**Reading passage**

> |If there was some sort of ServiceContext, passed into the service bean, on
> |init, then it could hold this information.
>
> hmmmm we want the party in front to incorporate as little from us as
> possible. That means "no classes" so the current ContextClassLoader
> integration is about as much "hoochy" we can take.
Is this really the case? How about using an Adapter to take the ServiceBean
(with ServiceContext) and wrap something that does not implement the correct
interface.
This allows us to provide a clean way to pass data into the service, and
still support services which don't know anything about the service
interface.
In those cases the adapter could read the path name from the ServiceContext
and pass it on as a property or a call to the object that cares.
Short of force everyone to use resources I can't think of a better way to
handle this (at the moment). I think that there will almost always have to
be some adapter layer between jboss and thirdparty services, we should plan
on that from the start.
> The question is how do they find their files, get with the problem.
I know, that is why I mentioned ServiceContext. It could provide
getProperty() methods or something similar to expose configuration, as well
as future tx attributes and anything else we can think of.
> |remeber long ago when I was talking about using a FileSystem abstraction...
> |and remeber the bit about defining local resources required by a service in
> |the service deployment descriptor, these go hand in hand. Top it off with
> |the ServiceContext, and you have all the means to support this type of
> |per-service configuration.
>
> Who provides the "FileSystem" abstraction class? if it is us there is
> little chance this will fly. Are we going to ask everyone to not use
> "java.io.File" but our stuff instead if they want to integrate with us one
> day? That is not realistic.
So the goal is to provide an architecture, where company x, who knows zero
about JBoss and its design, to drop in a service and except it to work?

(Dataset entries)

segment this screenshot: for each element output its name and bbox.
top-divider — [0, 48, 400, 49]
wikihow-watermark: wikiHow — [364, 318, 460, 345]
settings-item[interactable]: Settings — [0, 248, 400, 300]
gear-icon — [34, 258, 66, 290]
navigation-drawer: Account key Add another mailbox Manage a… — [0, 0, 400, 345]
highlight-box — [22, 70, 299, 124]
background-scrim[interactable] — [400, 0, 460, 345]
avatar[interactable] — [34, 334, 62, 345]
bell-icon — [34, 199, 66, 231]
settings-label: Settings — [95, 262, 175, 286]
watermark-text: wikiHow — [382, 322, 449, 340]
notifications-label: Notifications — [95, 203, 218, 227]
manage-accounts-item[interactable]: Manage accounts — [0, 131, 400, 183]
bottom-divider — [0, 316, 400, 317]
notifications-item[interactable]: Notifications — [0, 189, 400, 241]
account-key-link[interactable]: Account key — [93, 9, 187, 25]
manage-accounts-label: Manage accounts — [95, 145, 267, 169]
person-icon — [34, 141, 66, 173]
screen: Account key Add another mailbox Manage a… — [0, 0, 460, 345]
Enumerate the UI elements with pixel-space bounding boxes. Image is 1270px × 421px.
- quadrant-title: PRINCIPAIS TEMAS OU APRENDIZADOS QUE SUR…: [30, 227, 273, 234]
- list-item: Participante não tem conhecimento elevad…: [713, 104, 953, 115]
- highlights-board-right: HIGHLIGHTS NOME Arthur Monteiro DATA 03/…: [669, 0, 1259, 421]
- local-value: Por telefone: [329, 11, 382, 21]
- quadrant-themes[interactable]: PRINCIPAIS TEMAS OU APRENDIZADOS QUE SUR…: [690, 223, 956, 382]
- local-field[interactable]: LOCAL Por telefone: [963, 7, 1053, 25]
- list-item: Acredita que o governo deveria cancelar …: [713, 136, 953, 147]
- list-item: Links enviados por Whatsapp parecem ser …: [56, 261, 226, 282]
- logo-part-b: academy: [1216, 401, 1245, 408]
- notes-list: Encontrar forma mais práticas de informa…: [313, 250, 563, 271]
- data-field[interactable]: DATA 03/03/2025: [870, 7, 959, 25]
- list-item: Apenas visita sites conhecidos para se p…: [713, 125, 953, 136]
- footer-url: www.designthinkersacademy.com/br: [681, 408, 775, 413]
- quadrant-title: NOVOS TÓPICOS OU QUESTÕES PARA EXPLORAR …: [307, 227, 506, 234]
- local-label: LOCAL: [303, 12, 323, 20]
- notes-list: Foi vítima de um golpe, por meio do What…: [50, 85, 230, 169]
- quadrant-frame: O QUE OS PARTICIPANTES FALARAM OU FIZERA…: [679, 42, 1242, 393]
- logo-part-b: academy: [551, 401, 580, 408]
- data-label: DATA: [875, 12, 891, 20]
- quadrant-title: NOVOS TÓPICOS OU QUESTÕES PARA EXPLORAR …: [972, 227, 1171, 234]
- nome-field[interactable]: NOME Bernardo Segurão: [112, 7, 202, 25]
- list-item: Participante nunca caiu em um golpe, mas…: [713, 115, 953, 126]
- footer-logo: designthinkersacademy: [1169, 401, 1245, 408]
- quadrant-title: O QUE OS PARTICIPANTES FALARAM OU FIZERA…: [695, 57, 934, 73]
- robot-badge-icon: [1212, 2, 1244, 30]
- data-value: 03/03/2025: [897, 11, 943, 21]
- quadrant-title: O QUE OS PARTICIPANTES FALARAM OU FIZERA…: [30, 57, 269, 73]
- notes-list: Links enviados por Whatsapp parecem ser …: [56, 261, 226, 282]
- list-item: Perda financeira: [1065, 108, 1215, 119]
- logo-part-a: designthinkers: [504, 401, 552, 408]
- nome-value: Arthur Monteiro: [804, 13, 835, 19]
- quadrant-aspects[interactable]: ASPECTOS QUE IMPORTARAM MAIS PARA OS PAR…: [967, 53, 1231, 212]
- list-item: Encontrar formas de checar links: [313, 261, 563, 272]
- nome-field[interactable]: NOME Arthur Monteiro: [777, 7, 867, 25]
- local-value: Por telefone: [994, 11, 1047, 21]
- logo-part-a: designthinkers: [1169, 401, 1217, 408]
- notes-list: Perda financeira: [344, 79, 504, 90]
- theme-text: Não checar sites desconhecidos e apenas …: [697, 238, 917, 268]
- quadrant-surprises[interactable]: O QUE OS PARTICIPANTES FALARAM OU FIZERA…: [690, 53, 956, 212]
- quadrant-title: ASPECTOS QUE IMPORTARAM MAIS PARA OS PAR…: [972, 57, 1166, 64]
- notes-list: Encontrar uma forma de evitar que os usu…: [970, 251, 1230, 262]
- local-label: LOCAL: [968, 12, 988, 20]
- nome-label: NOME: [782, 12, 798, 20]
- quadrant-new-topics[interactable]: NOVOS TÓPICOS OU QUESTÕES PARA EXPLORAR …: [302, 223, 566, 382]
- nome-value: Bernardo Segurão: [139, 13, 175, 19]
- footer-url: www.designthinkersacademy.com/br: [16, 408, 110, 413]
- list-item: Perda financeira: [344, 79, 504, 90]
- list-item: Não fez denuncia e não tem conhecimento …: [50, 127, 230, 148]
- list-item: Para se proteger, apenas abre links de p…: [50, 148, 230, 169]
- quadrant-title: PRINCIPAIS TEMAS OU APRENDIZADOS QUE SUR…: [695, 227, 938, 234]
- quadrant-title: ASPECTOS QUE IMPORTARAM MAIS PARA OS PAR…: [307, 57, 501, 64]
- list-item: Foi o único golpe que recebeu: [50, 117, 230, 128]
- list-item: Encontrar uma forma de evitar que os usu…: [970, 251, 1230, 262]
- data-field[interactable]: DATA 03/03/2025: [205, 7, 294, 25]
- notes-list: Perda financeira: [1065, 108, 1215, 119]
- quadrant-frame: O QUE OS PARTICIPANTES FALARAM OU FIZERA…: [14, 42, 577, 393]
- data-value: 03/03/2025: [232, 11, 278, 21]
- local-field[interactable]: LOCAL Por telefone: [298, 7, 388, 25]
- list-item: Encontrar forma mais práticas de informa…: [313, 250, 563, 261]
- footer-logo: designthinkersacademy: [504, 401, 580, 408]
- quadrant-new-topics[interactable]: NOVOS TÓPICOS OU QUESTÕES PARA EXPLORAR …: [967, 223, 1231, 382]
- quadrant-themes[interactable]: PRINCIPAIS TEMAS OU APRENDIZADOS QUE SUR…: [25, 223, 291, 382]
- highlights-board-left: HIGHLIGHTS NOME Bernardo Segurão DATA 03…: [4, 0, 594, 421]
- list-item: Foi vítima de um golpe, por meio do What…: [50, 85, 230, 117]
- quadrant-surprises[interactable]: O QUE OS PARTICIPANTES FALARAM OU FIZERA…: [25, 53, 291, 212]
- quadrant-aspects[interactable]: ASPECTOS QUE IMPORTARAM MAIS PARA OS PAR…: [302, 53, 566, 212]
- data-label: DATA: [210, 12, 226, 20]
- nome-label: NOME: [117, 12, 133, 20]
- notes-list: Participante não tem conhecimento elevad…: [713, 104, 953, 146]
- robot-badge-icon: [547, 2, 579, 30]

**Task list**
**A.** From the mailing-list message, reproduce the passage between "This allows us" and "a FileSystem abstraction...", inclusive.
**B.** Answer these questions about the mailing-list message:
(i) What does the writer propose using to take the ServiceBean and wrap something that does not implement the correct interface?
(ii) What methods could ServiceContext provide to expose configuration?
(iii) Which Java class would everyone be asked not to use if the FileSystem abstraction came from "us"?

**Answer section**
**A.**
This allows us to provide a clean way to pass data into the service, and
still support services which don't know anything about the service
interface.
In those cases the adapter could read the path name from the ServiceContext
and pass it on as a property or a call to the object that cares.
Short of force everyone to use resources I can't think of a better way to
handle this (at the moment). I think that there will almost always have to
be some adapter layer between jboss and thirdparty services, we should plan
on that from the start.
> The question is how do they find their files, get with the problem.
I know, that is why I mentioned ServiceContext. It could provide
getProperty() methods or something similar to expose configuration, as well
as future tx attributes and anything else we can think of.
> |remeber long ago when I was talking about using a FileSystem abstraction...

**B.**
(i) An Adapter.
(ii) getProperty() methods or something similar.
(iii) java.io.File.